- Instructions for the task:
Each line below containing the word "Office" needs to be shown.

- Dataset excerpts:
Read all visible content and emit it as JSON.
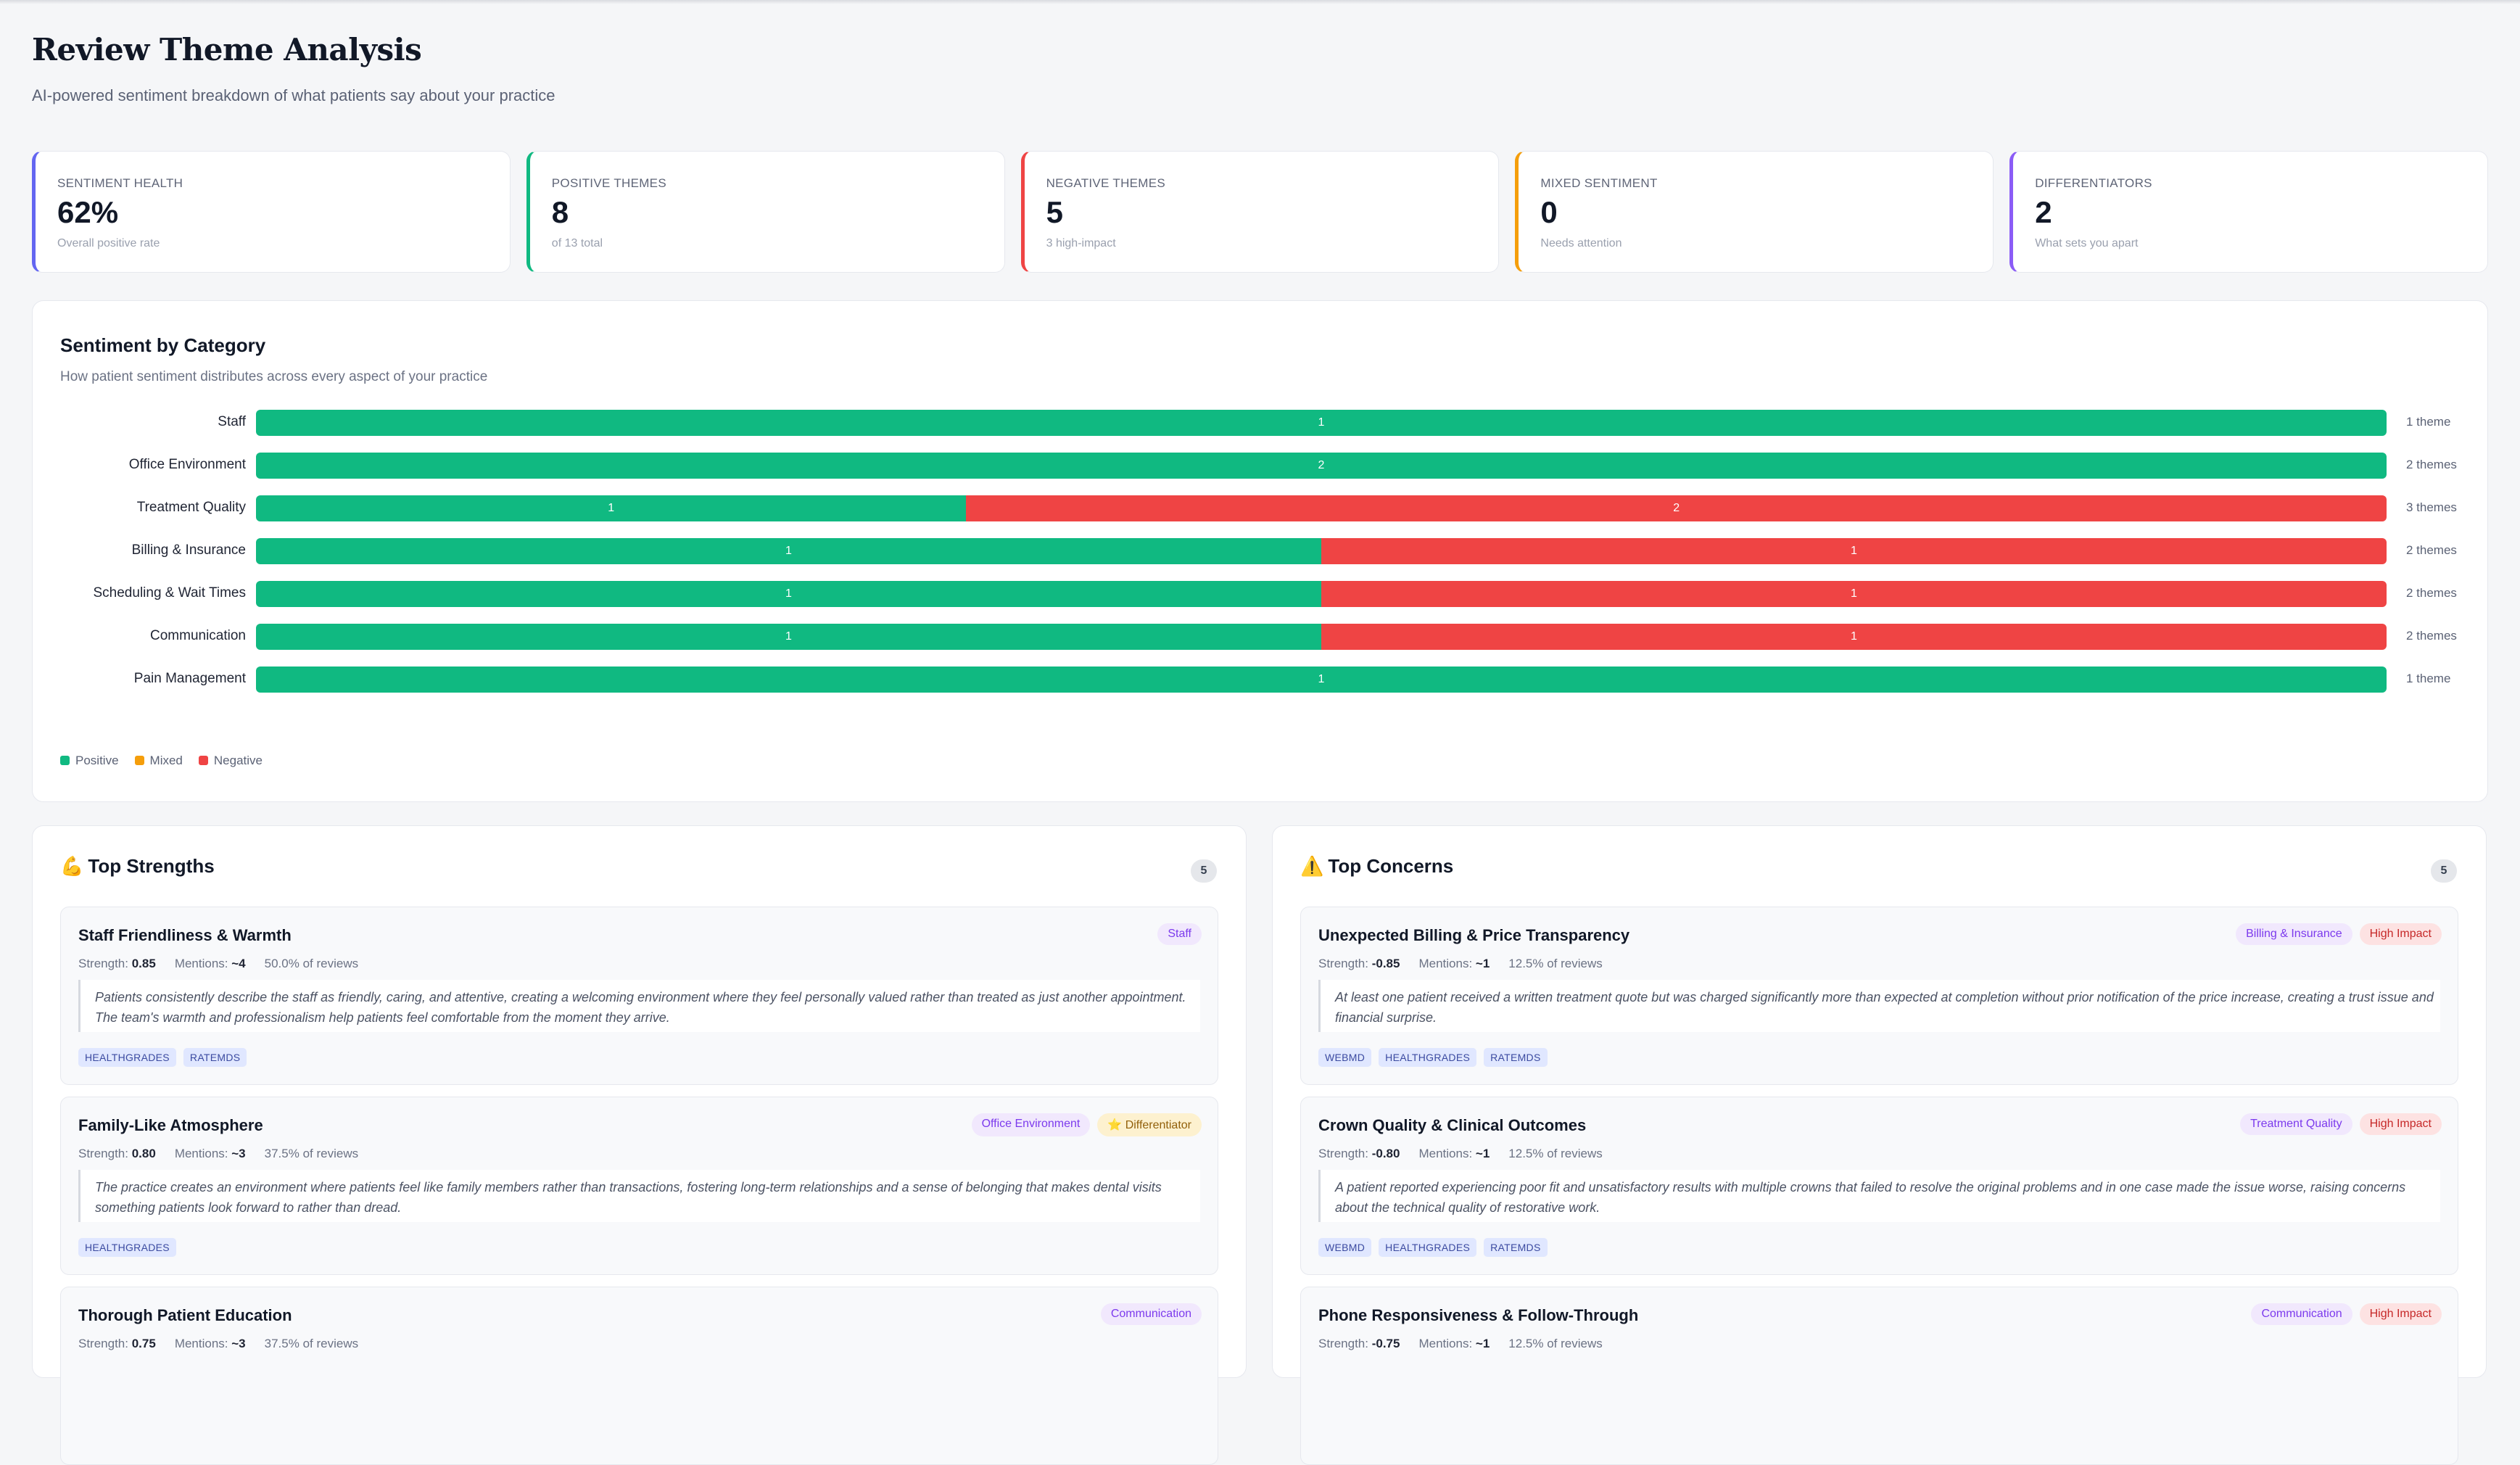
{
  "header": {
    "title": "Review Theme Analysis",
    "subtitle": "AI-powered sentiment breakdown of what patients say about your practice"
  },
  "kpis": [
    {
      "label": "SENTIMENT HEALTH",
      "value": "62%",
      "note": "Overall positive rate",
      "color": "#6366f1"
    },
    {
      "label": "POSITIVE THEMES",
      "value": "8",
      "note": "of 13 total",
      "color": "#10b981"
    },
    {
      "label": "NEGATIVE THEMES",
      "value": "5",
      "note": "3 high-impact",
      "color": "#ef4444"
    },
    {
      "label": "MIXED SENTIMENT",
      "value": "0",
      "note": "Needs attention",
      "color": "#f59e0b"
    },
    {
      "label": "DIFFERENTIATORS",
      "value": "2",
      "note": "What sets you apart",
      "color": "#8b5cf6"
    }
  ],
  "sentiment": {
    "title": "Sentiment by Category",
    "subtitle": "How patient sentiment distributes across every aspect of your practice",
    "legend": [
      {
        "label": "Positive",
        "color": "#10b981"
      },
      {
        "label": "Mixed",
        "color": "#f59e0b"
      },
      {
        "label": "Negative",
        "color": "#ef4444"
      }
    ]
  },
  "chart_data": {
    "type": "bar",
    "orientation": "horizontal",
    "stacked": true,
    "categories": [
      "Staff",
      "Office Environment",
      "Treatment Quality",
      "Billing & Insurance",
      "Scheduling & Wait Times",
      "Communication",
      "Pain Management"
    ],
    "series": [
      {
        "name": "Positive",
        "values": [
          1,
          2,
          1,
          1,
          1,
          1,
          1
        ]
      },
      {
        "name": "Mixed",
        "values": [
          0,
          0,
          0,
          0,
          0,
          0,
          0
        ]
      },
      {
        "name": "Negative",
        "values": [
          0,
          0,
          2,
          1,
          1,
          1,
          0
        ]
      }
    ],
    "totals_label": [
      "1 theme",
      "2 themes",
      "3 themes",
      "2 themes",
      "2 themes",
      "2 themes",
      "1 theme"
    ],
    "legend_position": "bottom-left"
  },
  "strengths": {
    "title": "Top Strengths",
    "icon": "💪",
    "count": "5",
    "items": [
      {
        "title": "Staff Friendliness & Warmth",
        "strength": "0.85",
        "mentions": "~4",
        "pct": "50.0% of reviews",
        "quote": "Patients consistently describe the staff as friendly, caring, and attentive, creating a welcoming environment where they feel personally valued rather than treated as just another appointment. The team's warmth and professionalism help patients feel comfortable from the moment they arrive.",
        "sources": [
          "HEALTHGRADES",
          "RATEMDS"
        ],
        "tags": [
          {
            "text": "Staff",
            "kind": "cat"
          }
        ]
      },
      {
        "title": "Family-Like Atmosphere",
        "strength": "0.80",
        "mentions": "~3",
        "pct": "37.5% of reviews",
        "quote": "The practice creates an environment where patients feel like family members rather than transactions, fostering long-term relationships and a sense of belonging that makes dental visits something patients look forward to rather than dread.",
        "sources": [
          "HEALTHGRADES"
        ],
        "tags": [
          {
            "text": "Office Environment",
            "kind": "cat"
          },
          {
            "text": "⭐ Differentiator",
            "kind": "diff"
          }
        ]
      },
      {
        "title": "Thorough Patient Education",
        "strength": "0.75",
        "mentions": "~3",
        "pct": "37.5% of reviews",
        "quote": "",
        "sources": [],
        "tags": [
          {
            "text": "Communication",
            "kind": "cat"
          }
        ]
      }
    ]
  },
  "concerns": {
    "title": "Top Concerns",
    "icon": "⚠️",
    "count": "5",
    "items": [
      {
        "title": "Unexpected Billing & Price Transparency",
        "strength": "-0.85",
        "mentions": "~1",
        "pct": "12.5% of reviews",
        "quote": "At least one patient received a written treatment quote but was charged significantly more than expected at completion without prior notification of the price increase, creating a trust issue and financial surprise.",
        "sources": [
          "WEBMD",
          "HEALTHGRADES",
          "RATEMDS"
        ],
        "tags": [
          {
            "text": "Billing & Insurance",
            "kind": "cat"
          },
          {
            "text": "High Impact",
            "kind": "high"
          }
        ]
      },
      {
        "title": "Crown Quality & Clinical Outcomes",
        "strength": "-0.80",
        "mentions": "~1",
        "pct": "12.5% of reviews",
        "quote": "A patient reported experiencing poor fit and unsatisfactory results with multiple crowns that failed to resolve the original problems and in one case made the issue worse, raising concerns about the technical quality of restorative work.",
        "sources": [
          "WEBMD",
          "HEALTHGRADES",
          "RATEMDS"
        ],
        "tags": [
          {
            "text": "Treatment Quality",
            "kind": "cat"
          },
          {
            "text": "High Impact",
            "kind": "high"
          }
        ]
      },
      {
        "title": "Phone Responsiveness & Follow-Through",
        "strength": "-0.75",
        "mentions": "~1",
        "pct": "12.5% of reviews",
        "quote": "",
        "sources": [],
        "tags": [
          {
            "text": "Communication",
            "kind": "cat"
          },
          {
            "text": "High Impact",
            "kind": "high"
          }
        ]
      }
    ]
  },
  "labels": {
    "strength": "Strength:",
    "mentions": "Mentions:"
  }
}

- Reply to the task:
      "Office Environment",
            "text": "Office Environment",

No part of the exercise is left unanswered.